● **Your instructions**:
Your task is to output the entries below word for word.

● **Exercise materials**:
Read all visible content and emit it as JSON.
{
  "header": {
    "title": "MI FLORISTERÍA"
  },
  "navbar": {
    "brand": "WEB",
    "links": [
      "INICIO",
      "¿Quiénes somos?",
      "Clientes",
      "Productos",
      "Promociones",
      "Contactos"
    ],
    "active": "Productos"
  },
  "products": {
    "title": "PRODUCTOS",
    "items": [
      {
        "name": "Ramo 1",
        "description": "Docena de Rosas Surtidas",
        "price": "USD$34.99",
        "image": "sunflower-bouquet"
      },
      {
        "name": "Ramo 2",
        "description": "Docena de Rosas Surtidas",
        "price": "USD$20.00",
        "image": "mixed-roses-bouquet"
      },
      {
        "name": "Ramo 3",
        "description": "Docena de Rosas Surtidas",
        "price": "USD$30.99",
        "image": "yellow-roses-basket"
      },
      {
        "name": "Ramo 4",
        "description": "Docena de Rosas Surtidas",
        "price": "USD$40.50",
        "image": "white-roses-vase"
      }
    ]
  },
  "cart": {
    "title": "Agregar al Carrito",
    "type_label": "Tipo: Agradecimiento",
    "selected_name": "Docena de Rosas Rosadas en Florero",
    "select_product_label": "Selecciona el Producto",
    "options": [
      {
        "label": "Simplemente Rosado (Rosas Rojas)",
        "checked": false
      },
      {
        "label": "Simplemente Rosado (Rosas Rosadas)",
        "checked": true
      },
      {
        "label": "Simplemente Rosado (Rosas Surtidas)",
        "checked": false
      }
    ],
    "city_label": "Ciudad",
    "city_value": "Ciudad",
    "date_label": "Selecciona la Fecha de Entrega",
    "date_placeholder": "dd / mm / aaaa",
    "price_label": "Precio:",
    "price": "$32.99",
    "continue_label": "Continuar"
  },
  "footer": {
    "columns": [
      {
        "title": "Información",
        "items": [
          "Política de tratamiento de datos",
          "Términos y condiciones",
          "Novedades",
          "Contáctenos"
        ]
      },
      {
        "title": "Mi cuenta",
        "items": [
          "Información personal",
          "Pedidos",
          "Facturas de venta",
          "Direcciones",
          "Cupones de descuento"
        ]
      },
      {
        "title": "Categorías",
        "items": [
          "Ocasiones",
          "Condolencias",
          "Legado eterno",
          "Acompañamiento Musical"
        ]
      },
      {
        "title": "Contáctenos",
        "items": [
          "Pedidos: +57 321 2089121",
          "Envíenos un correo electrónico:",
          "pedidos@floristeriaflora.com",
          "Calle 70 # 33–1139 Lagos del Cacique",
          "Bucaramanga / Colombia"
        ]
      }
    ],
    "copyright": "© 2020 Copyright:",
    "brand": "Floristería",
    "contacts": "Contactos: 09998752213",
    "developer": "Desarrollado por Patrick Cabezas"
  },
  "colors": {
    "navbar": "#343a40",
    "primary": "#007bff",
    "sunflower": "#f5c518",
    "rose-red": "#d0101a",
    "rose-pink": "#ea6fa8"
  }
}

● **Exercise output**:
Read all visible content and emit it as JSON.
{
  "header": {
    "title": "MI FLORISTERÍA"
  },
  "navbar": {
    "brand": "WEB",
    "links": [
      "INICIO",
      "¿Quiénes somos?",
      "Clientes",
      "Productos",
      "Promociones",
      "Contactos"
    ],
    "active": "Productos"
  },
  "products": {
    "title": "PRODUCTOS",
    "items": [
      {
        "name": "Ramo 1",
        "description": "Docena de Rosas Surtidas",
        "price": "USD$34.99",
        "image": "sunflower-bouquet"
      },
      {
        "name": "Ramo 2",
        "description": "Docena de Rosas Surtidas",
        "price": "USD$20.00",
        "image": "mixed-roses-bouquet"
      },
      {
        "name": "Ramo 3",
        "description": "Docena de Rosas Surtidas",
        "price": "USD$30.99",
        "image": "yellow-roses-basket"
      },
      {
        "name": "Ramo 4",
        "description": "Docena de Rosas Surtidas",
        "price": "USD$40.50",
        "image": "white-roses-vase"
      }
    ]
  },
  "cart": {
    "title": "Agregar al Carrito",
    "type_label": "Tipo: Agradecimiento",
    "selected_name": "Docena de Rosas Rosadas en Florero",
    "select_product_label": "Selecciona el Producto",
    "options": [
      {
        "label": "Simplemente Rosado (Rosas Rojas)",
        "checked": false
      },
      {
        "label": "Simplemente Rosado (Rosas Rosadas)",
        "checked": true
      },
      {
        "label": "Simplemente Rosado (Rosas Surtidas)",
        "checked": false
      }
    ],
    "city_label": "Ciudad",
    "city_value": "Ciudad",
    "date_label": "Selecciona la Fecha de Entrega",
    "date_placeholder": "dd / mm / aaaa",
    "price_label": "Precio:",
    "price": "$32.99",
    "continue_label": "Continuar"
  },
  "footer": {
    "columns": [
      {
        "title": "Información",
        "items": [
          "Política de tratamiento de datos",
          "Términos y condiciones",
          "Novedades",
          "Contáctenos"
        ]
      },
      {
        "title": "Mi cuenta",
        "items": [
          "Información personal",
          "Pedidos",
          "Facturas de venta",
          "Direcciones",
          "Cupones de descuento"
        ]
      },
      {
        "title": "Categorías",
        "items": [
          "Ocasiones",
          "Condolencias",
          "Legado eterno",
          "Acompañamiento Musical"
        ]
      },
      {
        "title": "Contáctenos",
        "items": [
          "Pedidos: +57 321 2089121",
          "Envíenos un correo electrónico:",
          "pedidos@floristeriaflora.com",
          "Calle 70 # 33–1139 Lagos del Cacique",
          "Bucaramanga / Colombia"
        ]
      }
    ],
    "copyright": "© 2020 Copyright:",
    "brand": "Floristería",
    "contacts": "Contactos: 09998752213",
    "developer": "Desarrollado por Patrick Cabezas"
  },
  "colors": {
    "navbar": "#343a40",
    "primary": "#007bff",
    "sunflower": "#f5c518",
    "rose-red": "#d0101a",
    "rose-pink": "#ea6fa8"
  }
}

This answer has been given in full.